**YOUR INSTRUCTIONS**
Reproduce the records below in full and word for word, excluding pictures.

**EXTRACTED DATA**
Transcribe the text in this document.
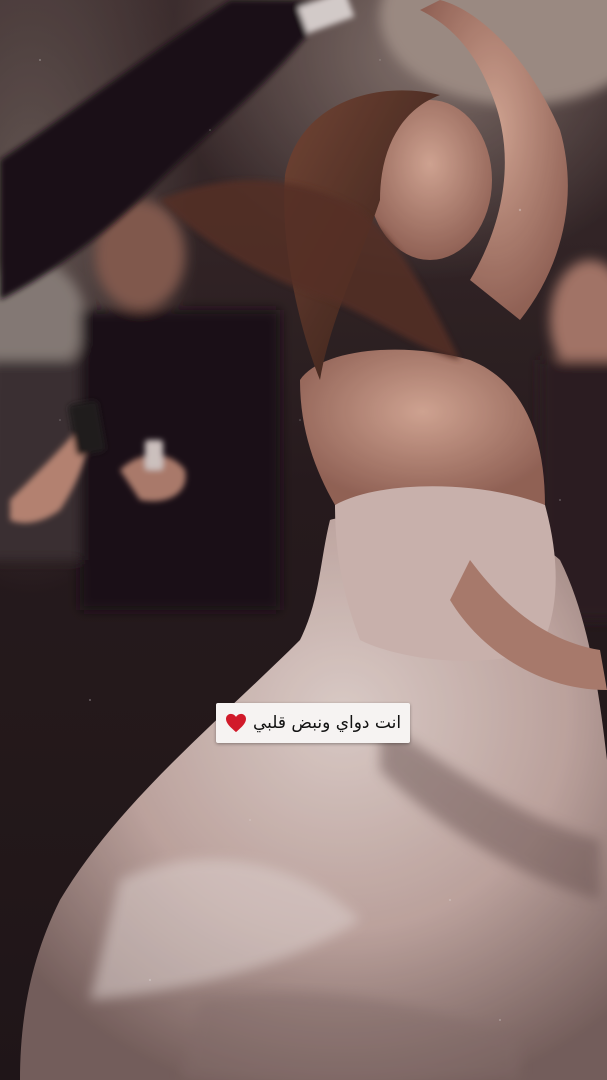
انت دواي ونبض قلبي
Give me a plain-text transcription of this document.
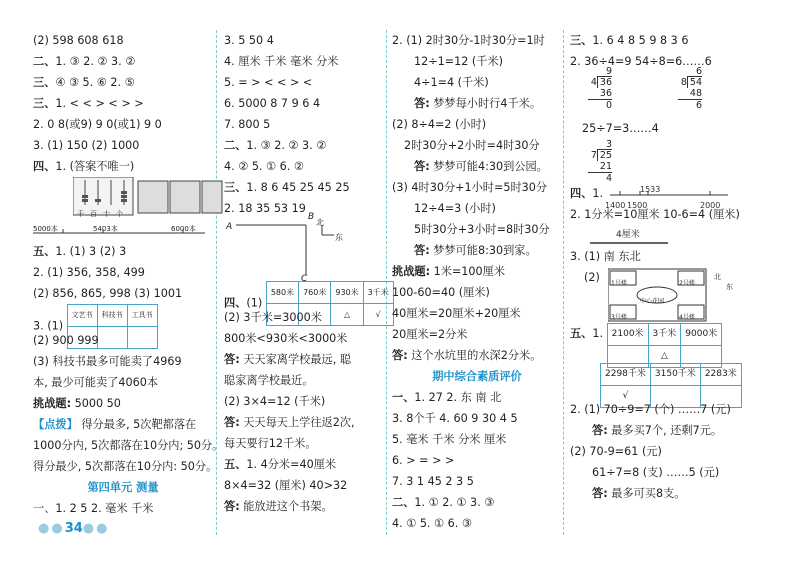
(2) 598 608 618
二、1. ③ 2. ② 3. ②
三、④ ③ 5. ⑥ 2. ⑤
三、1. < < > < > >
2. 0 8(或9) 9 0(或1) 9 0
3. (1) 150 (2) 1000
四、1. (答案不唯一)
千百十个
5000本	5403本	6000本
五、1. (1) 3 (2) 3
2. (1) 356, 358, 499
(2) 856, 865, 998 (3) 1001
3. (1) 文艺书	科技书	工具书

(2) 900 999
(3) 科技书最多可能卖了4969
本, 最少可能卖了4060本
挑战题: 5000 50
【点拨】 得分最多, 5次靶都落在
1000分内, 5次都落在10分内; 50分。
得分最少, 5次都落在10分内: 50分。
第四单元 测量
一、1. 2 5 2. 毫米 千米
3. 5 50 4
4. 厘米 千米 毫米 分米
5. = > < < > <
6. 5000 8 7 9 6 4
7. 800 5
二、1. ③ 2. ② 3. ②
4. ② 5. ① 6. ②
三、1. 8 6 45 25 45 25
2. 18 35 53 19
A
B
C
北
东
四、(1) 580米	760米	930米	3千米
		△	√
(2) 3千米=3000米
800米<930米<3000米
答: 天天家离学校最远, 聪
聪家离学校最近。
(2) 3×4=12 (千米)
答: 天天每天上学往返2次,
每天要行12千米。
五、1. 4分米=40厘米
8×4=32 (厘米) 40>32
答: 能放进这个书架。
2. (1) 2时30分-1时30分=1时
12÷1=12 (千米)
4÷1=4 (千米)
答: 梦梦每小时行4千米。
(2) 8÷4=2 (小时)
2时30分+2小时=4时30分
答: 梦梦可能4:30到公园。
(3) 4时30分+1小时=5时30分
12÷4=3 (小时)
5时30分+3小时=8时30分
答: 梦梦可能8:30到家。
挑战题: 1米=100厘米
100-60=40 (厘米)
40厘米=20厘米+20厘米
20厘米=2分米
答: 这个水坑里的水深2分米。
期中综合素质评价
一、1. 27 2. 东 南 北
3. 8个千 4. 60 9 30 4 5
5. 毫米 千米 分米 厘米
6. > = > >
7. 3 1 45 2 3 5
二、1. ① 2. ① 3. ③
4. ① 5. ① 6. ③
三、1. 6 4 8 5 9 8 3 6
2. 36÷4=9 54÷8=6……6
9
4 36
36
0
6
8 54
48
6
25÷7=3……4
3
7 25
21
4
四、1.
1400 1500
1533
2000
2. 1分米=10厘米 10-6=4 (厘米)
4厘米
3. (1) 南 东北
(2) 1号楼	2号楼
中心花园
3号楼	4号楼
北
东
五、1. 2100米	3千米	9000米
	△	
2298千米	3150千米	2283米
√		
2. (1) 70÷9=7 (个) ……7 (元)
答: 最多买7个, 还剩7元。
(2) 70-9=61 (元)
61÷7=8 (支) ……5 (元)
答: 最多可买8支。
●●34●●
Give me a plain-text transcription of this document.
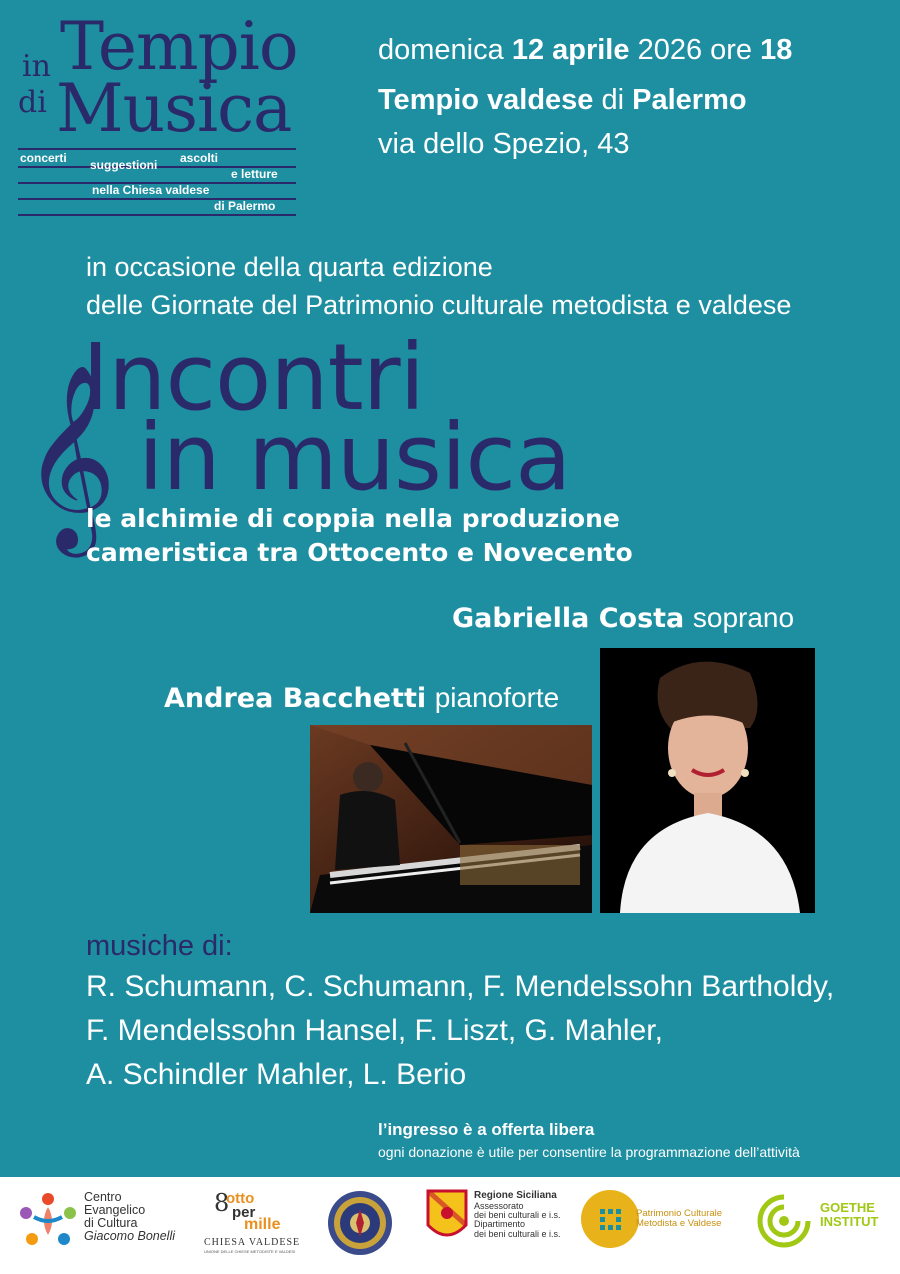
in
di
Tempio
Musica
concerti suggestioni ascolti
e letture
nella Chiesa valdese
di Palermo
domenica 12 aprile 2026 ore 18
Tempio valdese di Palermo
via dello Spezio, 43
in occasione della quarta edizione
delle Giornate del Patrimonio culturale metodista e valdese
𝄞
Incontri
in musica
le alchimie di coppia nella produzione
cameristica tra Ottocento e Novecento
Gabriella Costa soprano
Andrea Bacchetti pianoforte
musiche di:
R. Schumann, C. Schumann, F. Mendelssohn Bartholdy,
F. Mendelssohn Hansel, F. Liszt, G. Mahler,
A. Schindler Mahler, L. Berio
l’ingresso è a offerta libera
ogni donazione è utile per consentire la programmazione dell’attività
Centro
Evangelico
di Cultura
Giacomo Bonelli
8
otto
per
mille
CHIESA VALDESE
UNIONE DELLE CHIESE METODISTE E VALDESI
Regione Siciliana
Assessorato
dei beni culturali e i.s.
Dipartimento
dei beni culturali e i.s.
Patrimonio Culturale
Metodista e Valdese
GOETHE
INSTITUT
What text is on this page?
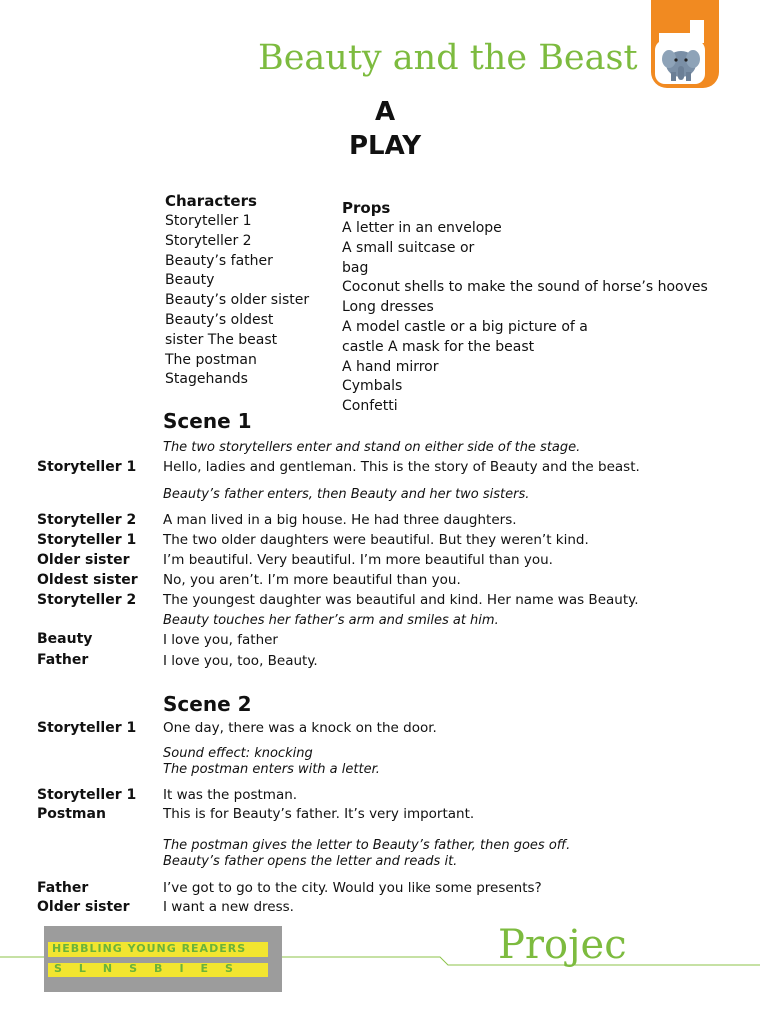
Beauty and the Beast
A
PLAY
Characters
Storyteller 1
Storyteller 2
Beauty’s father
Beauty
Beauty’s older sister
Beauty’s oldest
sister The beast
The postman
Stagehands
Props
A letter in an envelope
A small suitcase or
bag
Coconut shells to make the sound of horse’s hooves
Long dresses
A model castle or a big picture of a
castle A mask for the beast
A hand mirror
Cymbals
Confetti
Scene 1
The two storytellers enter and stand on either side of the stage.
Storyteller 1 Hello, ladies and gentleman. This is the story of Beauty and the beast.
Beauty’s father enters, then Beauty and her two sisters.
Storyteller 2 A man lived in a big house. He had three daughters.
Storyteller 1 The two older daughters were beautiful. But they weren’t kind.
Older sister I’m beautiful. Very beautiful. I’m more beautiful than you.
Oldest sister No, you aren’t. I’m more beautiful than you.
Storyteller 2 The youngest daughter was beautiful and kind. Her name was Beauty.
Beauty touches her father’s arm and smiles at him.
Beauty	I love you, father
Father	I love you, too, Beauty.
Scene 2
Storyteller 1 One day, there was a knock on the door.
Sound effect: knocking
The postman enters with a letter.
Storyteller 1 It was the postman.
Postman	This is for Beauty’s father. It’s very important.
The postman gives the letter to Beauty’s father, then goes off.
Beauty’s father opens the letter and reads it.
Father	I’ve got to go to the city. Would you like some presents?
Older sister I want a new dress.
HEBBLING YOUNG READERS
SLNSBIES
Projec
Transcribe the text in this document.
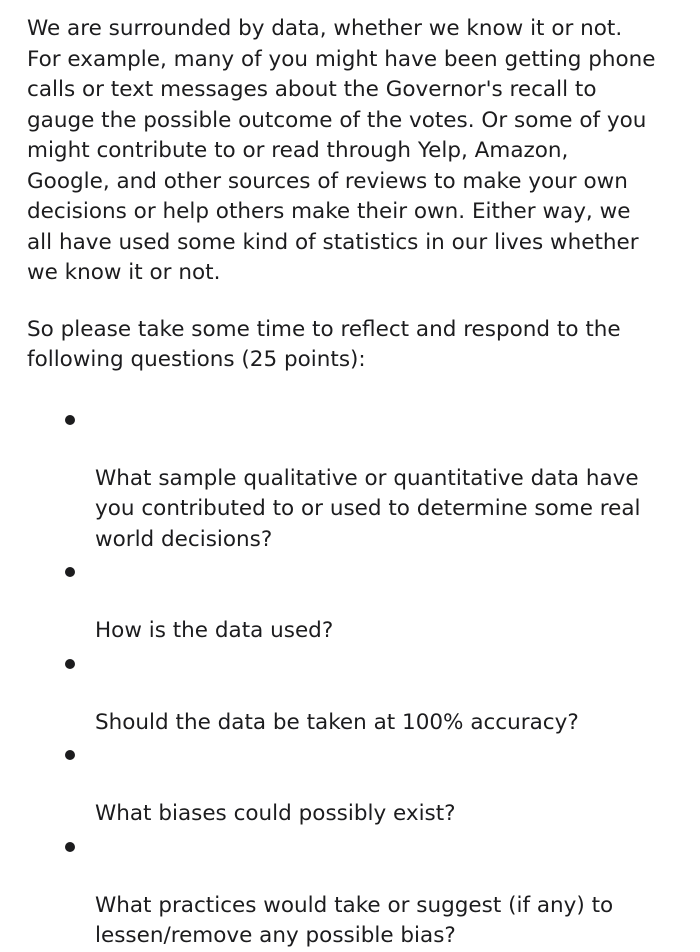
We are surrounded by data, whether we know it or not.
For example, many of you might have been getting phone
calls or text messages about the Governor's recall to
gauge the possible outcome of the votes. Or some of you
might contribute to or read through Yelp, Amazon,
Google, and other sources of reviews to make your own
decisions or help others make their own. Either way, we
all have used some kind of statistics in our lives whether
we know it or not.

So please take some time to reflect and respond to the
following questions (25 points):

What sample qualitative or quantitative data have
you contributed to or used to determine some real
world decisions?

How is the data used?

Should the data be taken at 100% accuracy?

What biases could possibly exist?

What practices would take or suggest (if any) to
lessen/remove any possible bias?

**COMPLETE ANSWER**
Transcribe the text in this document.
انت دواي ونبض قلبي
Give me a plain-text transcription of this document.
(2) 598 608 618
二、1. ③ 2. ② 3. ②
三、④ ③ 5. ⑥ 2. ⑤
三、1. < < > < > >
2. 0 8(或9) 9 0(或1) 9 0
3. (1) 150 (2) 1000
四、1. (答案不唯一)
千百十个
5000本	5403本	6000本
五、1. (1) 3 (2) 3
2. (1) 356, 358, 499
(2) 856, 865, 998 (3) 1001
3. (1) 文艺书	科技书	工具书

(2) 900 999
(3) 科技书最多可能卖了4969
本, 最少可能卖了4060本
挑战题: 5000 50
【点拨】 得分最多, 5次靶都落在
1000分内, 5次都落在10分内; 50分。
得分最少, 5次都落在10分内: 50分。
第四单元 测量
一、1. 2 5 2. 毫米 千米
3. 5 50 4
4. 厘米 千米 毫米 分米
5. = > < < > <
6. 5000 8 7 9 6 4
7. 800 5
二、1. ③ 2. ② 3. ②
4. ② 5. ① 6. ②
三、1. 8 6 45 25 45 25
2. 18 35 53 19
A
B
C
北
东
四、(1) 580米	760米	930米	3千米
		△	√
(2) 3千米=3000米
800米<930米<3000米
答: 天天家离学校最远, 聪
聪家离学校最近。
(2) 3×4=12 (千米)
答: 天天每天上学往返2次,
每天要行12千米。
五、1. 4分米=40厘米
8×4=32 (厘米) 40>32
答: 能放进这个书架。
2. (1) 2时30分-1时30分=1时
12÷1=12 (千米)
4÷1=4 (千米)
答: 梦梦每小时行4千米。
(2) 8÷4=2 (小时)
2时30分+2小时=4时30分
答: 梦梦可能4:30到公园。
(3) 4时30分+1小时=5时30分
12÷4=3 (小时)
5时30分+3小时=8时30分
答: 梦梦可能8:30到家。
挑战题: 1米=100厘米
100-60=40 (厘米)
40厘米=20厘米+20厘米
20厘米=2分米
答: 这个水坑里的水深2分米。
期中综合素质评价
一、1. 27 2. 东 南 北
3. 8个千 4. 60 9 30 4 5
5. 毫米 千米 分米 厘米
6. > = > >
7. 3 1 45 2 3 5
二、1. ① 2. ① 3. ③
4. ① 5. ① 6. ③
三、1. 6 4 8 5 9 8 3 6
2. 36÷4=9 54÷8=6……6
9
4 36
36
0
6
8 54
48
6
25÷7=3……4
3
7 25
21
4
四、1.
1400 1500
1533
2000
2. 1分米=10厘米 10-6=4 (厘米)
4厘米
3. (1) 南 东北
(2) 1号楼	2号楼
中心花园
3号楼	4号楼
北
东
五、1. 2100米	3千米	9000米
	△	
2298千米	3150千米	2283米
√		
2. (1) 70÷9=7 (个) ……7 (元)
答: 最多买7个, 还剩7元。
(2) 70-9=61 (元)
61÷7=8 (支) ……5 (元)
答: 最多可买8支。
●●34●●
Give me a plain-text transcription of this document.
in
di
Tempio
Musica
concerti suggestioni ascolti
e letture
nella Chiesa valdese
di Palermo
domenica 12 aprile 2026 ore 18
Tempio valdese di Palermo
via dello Spezio, 43
in occasione della quarta edizione
delle Giornate del Patrimonio culturale metodista e valdese
𝄞
Incontri
in musica
le alchimie di coppia nella produzione
cameristica tra Ottocento e Novecento
Gabriella Costa soprano
Andrea Bacchetti pianoforte
musiche di:
R. Schumann, C. Schumann, F. Mendelssohn Bartholdy,
F. Mendelssohn Hansel, F. Liszt, G. Mahler,
A. Schindler Mahler, L. Berio
l’ingresso è a offerta libera
ogni donazione è utile per consentire la programmazione dell’attività
Centro
Evangelico
di Cultura
Giacomo Bonelli
8
otto
per
mille
CHIESA VALDESE
UNIONE DELLE CHIESE METODISTE E VALDESI
Regione Siciliana
Assessorato
dei beni culturali e i.s.
Dipartimento
dei beni culturali e i.s.
Patrimonio Culturale
Metodista e Valdese
GOETHE
INSTITUT
What text is on this page?
Beauty and the Beast
A
PLAY
Characters
Storyteller 1
Storyteller 2
Beauty’s father
Beauty
Beauty’s older sister
Beauty’s oldest
sister The beast
The postman
Stagehands
Props
A letter in an envelope
A small suitcase or
bag
Coconut shells to make the sound of horse’s hooves
Long dresses
A model castle or a big picture of a
castle A mask for the beast
A hand mirror
Cymbals
Confetti
Scene 1
The two storytellers enter and stand on either side of the stage.
Storyteller 1 Hello, ladies and gentleman. This is the story of Beauty and the beast.
Beauty’s father enters, then Beauty and her two sisters.
Storyteller 2 A man lived in a big house. He had three daughters.
Storyteller 1 The two older daughters were beautiful. But they weren’t kind.
Older sister I’m beautiful. Very beautiful. I’m more beautiful than you.
Oldest sister No, you aren’t. I’m more beautiful than you.
Storyteller 2 The youngest daughter was beautiful and kind. Her name was Beauty.
Beauty touches her father’s arm and smiles at him.
Beauty	I love you, father
Father	I love you, too, Beauty.
Scene 2
Storyteller 1 One day, there was a knock on the door.
Sound effect: knocking
The postman enters with a letter.
Storyteller 1 It was the postman.
Postman	This is for Beauty’s father. It’s very important.
The postman gives the letter to Beauty’s father, then goes off.
Beauty’s father opens the letter and reads it.
Father	I’ve got to go to the city. Would you like some presents?
Older sister I want a new dress.
HEBBLING YOUNG READERS
SLNSBIES
Projec
Transcribe the text in this document.
We are surrounded by data, whether we know it or not.
For example, many of you might have been getting phone
calls or text messages about the Governor's recall to
gauge the possible outcome of the votes. Or some of you
might contribute to or read through Yelp, Amazon,
Google, and other sources of reviews to make your own
decisions or help others make their own. Either way, we
all have used some kind of statistics in our lives whether
we know it or not.

So please take some time to reflect and respond to the
following questions (25 points):

What sample qualitative or quantitative data have
you contributed to or used to determine some real
world decisions?

How is the data used?

Should the data be taken at 100% accuracy?

What biases could possibly exist?

What practices would take or suggest (if any) to
lessen/remove any possible bias?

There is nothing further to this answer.